*WHAT TO DO*.
Go through each line of the records below and count those with the word "Delivery"; give only the total.

++++

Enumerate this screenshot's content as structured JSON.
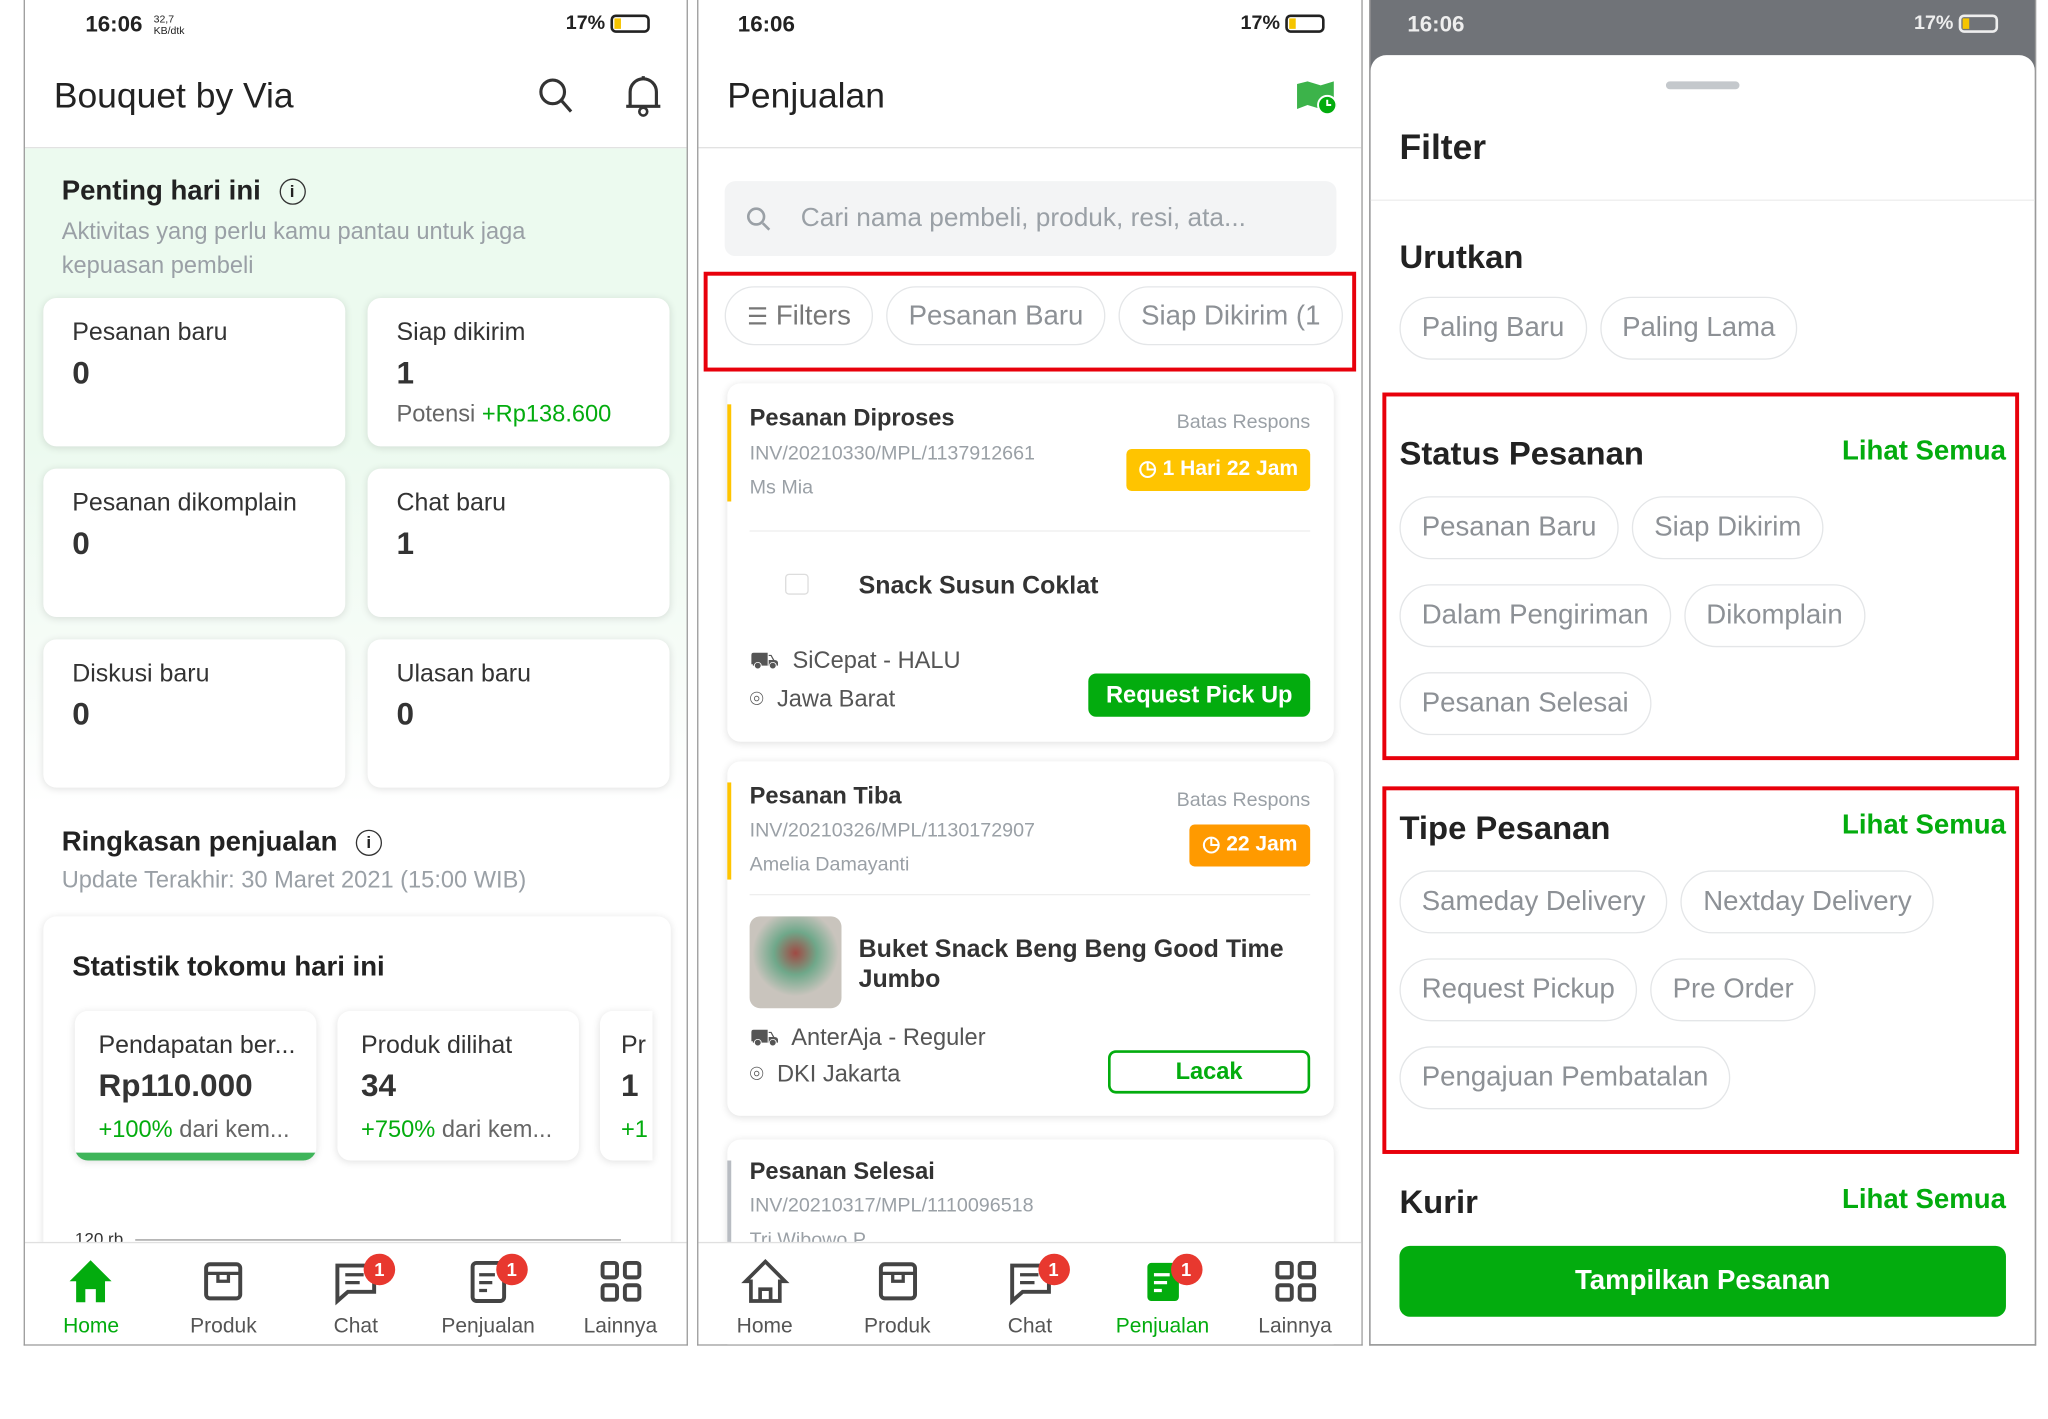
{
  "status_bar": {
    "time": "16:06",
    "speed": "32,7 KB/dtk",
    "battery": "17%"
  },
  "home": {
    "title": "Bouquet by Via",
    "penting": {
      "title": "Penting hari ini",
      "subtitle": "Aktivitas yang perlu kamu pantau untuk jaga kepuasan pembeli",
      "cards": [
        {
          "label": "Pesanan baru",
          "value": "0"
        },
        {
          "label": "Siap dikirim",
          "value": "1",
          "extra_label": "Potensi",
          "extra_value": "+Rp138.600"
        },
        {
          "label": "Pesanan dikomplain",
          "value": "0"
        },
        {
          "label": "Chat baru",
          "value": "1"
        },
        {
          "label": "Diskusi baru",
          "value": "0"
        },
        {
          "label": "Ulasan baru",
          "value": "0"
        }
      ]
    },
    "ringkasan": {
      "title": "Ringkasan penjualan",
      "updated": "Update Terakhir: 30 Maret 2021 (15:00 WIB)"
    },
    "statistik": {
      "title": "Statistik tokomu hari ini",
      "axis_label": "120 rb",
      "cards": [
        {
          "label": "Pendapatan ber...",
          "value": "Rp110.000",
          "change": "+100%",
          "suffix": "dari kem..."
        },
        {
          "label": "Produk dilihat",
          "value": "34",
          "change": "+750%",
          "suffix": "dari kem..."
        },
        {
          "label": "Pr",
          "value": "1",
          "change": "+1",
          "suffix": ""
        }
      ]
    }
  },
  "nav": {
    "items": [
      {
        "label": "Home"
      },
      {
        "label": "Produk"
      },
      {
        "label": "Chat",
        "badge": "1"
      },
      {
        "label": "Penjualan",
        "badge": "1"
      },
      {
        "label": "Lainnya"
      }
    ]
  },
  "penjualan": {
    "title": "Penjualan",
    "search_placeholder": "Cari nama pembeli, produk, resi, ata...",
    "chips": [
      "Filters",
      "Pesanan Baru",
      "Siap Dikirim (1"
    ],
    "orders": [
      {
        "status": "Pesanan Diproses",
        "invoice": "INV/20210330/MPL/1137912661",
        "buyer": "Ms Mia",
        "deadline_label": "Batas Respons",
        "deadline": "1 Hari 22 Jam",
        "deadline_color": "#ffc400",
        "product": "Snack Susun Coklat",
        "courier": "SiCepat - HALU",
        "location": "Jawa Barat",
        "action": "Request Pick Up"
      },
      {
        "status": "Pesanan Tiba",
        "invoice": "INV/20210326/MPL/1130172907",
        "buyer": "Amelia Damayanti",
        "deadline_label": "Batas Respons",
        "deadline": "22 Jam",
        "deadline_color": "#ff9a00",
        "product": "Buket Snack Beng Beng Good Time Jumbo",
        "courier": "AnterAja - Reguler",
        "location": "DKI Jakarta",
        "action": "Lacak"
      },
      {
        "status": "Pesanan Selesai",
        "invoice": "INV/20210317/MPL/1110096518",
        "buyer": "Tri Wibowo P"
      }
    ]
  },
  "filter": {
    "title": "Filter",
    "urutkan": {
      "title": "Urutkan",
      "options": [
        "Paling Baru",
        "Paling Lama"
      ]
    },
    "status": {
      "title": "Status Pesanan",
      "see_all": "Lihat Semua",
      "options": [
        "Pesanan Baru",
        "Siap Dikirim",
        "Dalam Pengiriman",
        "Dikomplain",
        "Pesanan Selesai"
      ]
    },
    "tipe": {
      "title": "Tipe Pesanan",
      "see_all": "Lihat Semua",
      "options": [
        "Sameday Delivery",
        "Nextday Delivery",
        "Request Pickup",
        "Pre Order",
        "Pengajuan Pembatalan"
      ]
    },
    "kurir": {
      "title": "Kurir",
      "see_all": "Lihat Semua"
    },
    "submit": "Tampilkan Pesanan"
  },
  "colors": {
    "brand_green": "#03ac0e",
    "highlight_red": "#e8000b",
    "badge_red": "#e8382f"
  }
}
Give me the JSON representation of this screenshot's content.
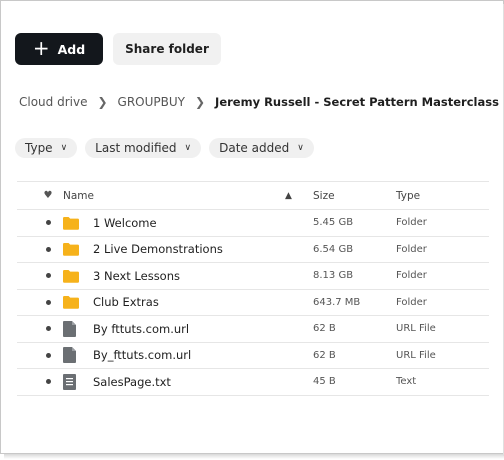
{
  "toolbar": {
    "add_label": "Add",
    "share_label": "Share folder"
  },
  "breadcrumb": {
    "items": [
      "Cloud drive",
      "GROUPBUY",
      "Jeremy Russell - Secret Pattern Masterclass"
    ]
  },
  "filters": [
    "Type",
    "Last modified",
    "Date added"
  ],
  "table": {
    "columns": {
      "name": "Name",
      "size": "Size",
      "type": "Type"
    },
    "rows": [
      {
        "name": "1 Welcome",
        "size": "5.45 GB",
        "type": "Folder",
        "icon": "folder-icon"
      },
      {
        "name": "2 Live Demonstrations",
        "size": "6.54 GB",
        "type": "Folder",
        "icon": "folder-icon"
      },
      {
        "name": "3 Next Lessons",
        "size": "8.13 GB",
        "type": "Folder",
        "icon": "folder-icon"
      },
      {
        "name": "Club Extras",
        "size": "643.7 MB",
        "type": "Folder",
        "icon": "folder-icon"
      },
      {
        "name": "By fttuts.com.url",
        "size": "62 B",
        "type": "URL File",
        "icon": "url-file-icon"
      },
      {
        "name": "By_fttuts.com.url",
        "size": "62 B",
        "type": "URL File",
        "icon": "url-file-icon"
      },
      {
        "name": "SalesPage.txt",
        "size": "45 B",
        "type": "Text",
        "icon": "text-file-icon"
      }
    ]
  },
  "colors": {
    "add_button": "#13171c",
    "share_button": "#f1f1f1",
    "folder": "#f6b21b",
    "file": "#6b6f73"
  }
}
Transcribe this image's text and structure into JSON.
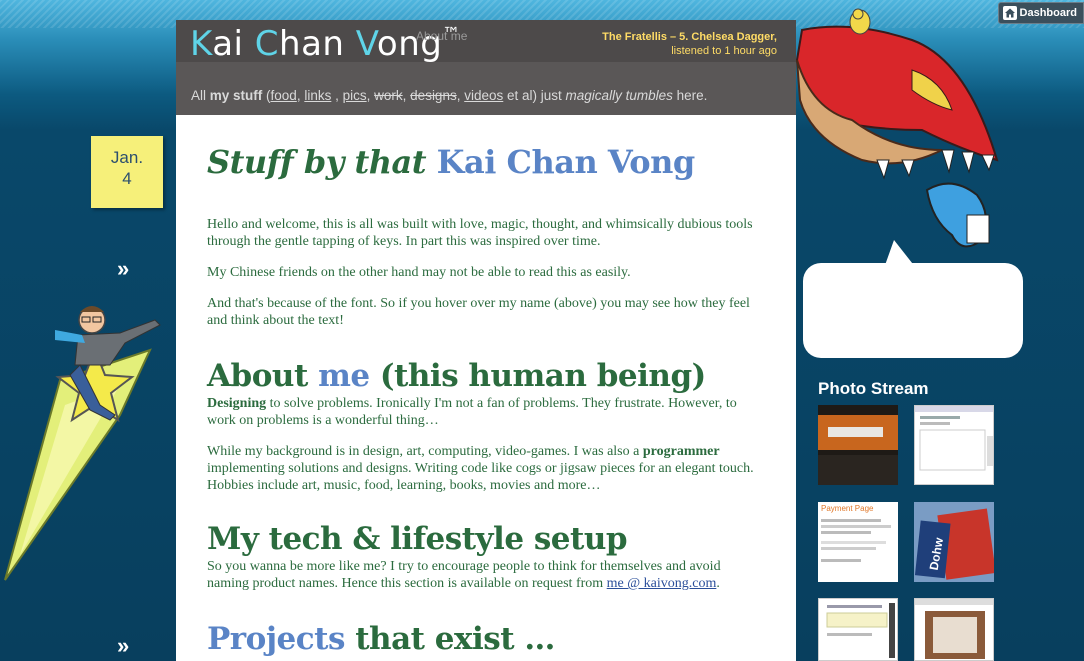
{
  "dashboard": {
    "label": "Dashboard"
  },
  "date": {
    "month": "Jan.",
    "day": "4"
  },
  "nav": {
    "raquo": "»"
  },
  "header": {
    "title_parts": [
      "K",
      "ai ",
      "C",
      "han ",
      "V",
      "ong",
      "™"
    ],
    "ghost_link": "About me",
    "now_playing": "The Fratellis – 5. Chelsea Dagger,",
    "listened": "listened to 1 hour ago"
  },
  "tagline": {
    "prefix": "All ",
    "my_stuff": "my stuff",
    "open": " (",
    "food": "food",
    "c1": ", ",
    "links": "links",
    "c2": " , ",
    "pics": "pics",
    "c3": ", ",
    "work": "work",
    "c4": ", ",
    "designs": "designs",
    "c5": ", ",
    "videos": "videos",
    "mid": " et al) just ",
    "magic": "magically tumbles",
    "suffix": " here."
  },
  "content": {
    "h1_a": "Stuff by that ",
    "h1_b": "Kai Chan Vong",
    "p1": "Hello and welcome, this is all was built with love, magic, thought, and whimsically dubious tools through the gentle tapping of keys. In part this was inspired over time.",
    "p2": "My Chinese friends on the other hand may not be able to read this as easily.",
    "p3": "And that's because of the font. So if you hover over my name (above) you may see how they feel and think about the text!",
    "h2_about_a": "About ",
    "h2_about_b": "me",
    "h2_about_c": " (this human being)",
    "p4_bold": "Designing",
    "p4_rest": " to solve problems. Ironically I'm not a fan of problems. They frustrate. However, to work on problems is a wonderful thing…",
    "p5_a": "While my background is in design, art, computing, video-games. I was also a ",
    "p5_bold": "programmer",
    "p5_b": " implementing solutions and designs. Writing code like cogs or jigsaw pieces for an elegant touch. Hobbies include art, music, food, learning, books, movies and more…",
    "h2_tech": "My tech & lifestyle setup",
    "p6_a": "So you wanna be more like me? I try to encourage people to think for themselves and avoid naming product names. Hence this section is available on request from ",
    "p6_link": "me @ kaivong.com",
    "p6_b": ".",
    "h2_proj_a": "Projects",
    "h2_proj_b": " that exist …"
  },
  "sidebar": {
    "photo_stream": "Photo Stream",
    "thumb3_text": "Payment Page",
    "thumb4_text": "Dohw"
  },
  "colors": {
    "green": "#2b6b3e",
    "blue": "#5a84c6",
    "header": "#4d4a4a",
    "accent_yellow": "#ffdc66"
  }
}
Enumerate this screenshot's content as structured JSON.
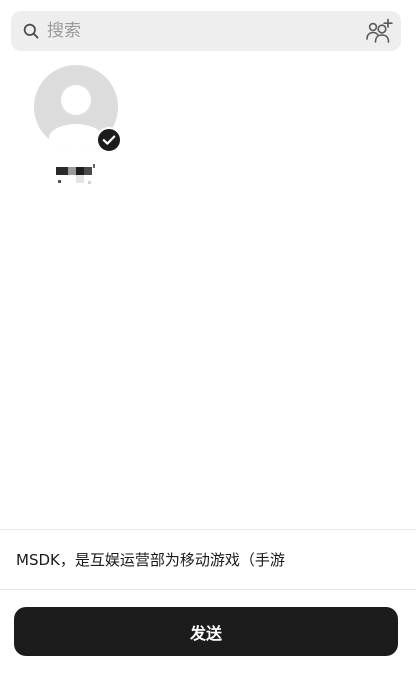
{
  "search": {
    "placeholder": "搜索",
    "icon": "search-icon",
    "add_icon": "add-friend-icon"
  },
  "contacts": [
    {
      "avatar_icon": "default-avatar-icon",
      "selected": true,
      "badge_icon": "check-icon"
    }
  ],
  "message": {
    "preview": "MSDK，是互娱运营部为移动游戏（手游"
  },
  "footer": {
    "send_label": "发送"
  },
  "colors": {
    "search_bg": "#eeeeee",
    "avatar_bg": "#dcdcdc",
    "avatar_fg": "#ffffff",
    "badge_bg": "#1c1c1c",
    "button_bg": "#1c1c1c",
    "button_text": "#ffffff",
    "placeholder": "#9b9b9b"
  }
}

++++

*THE ANSWER*.
2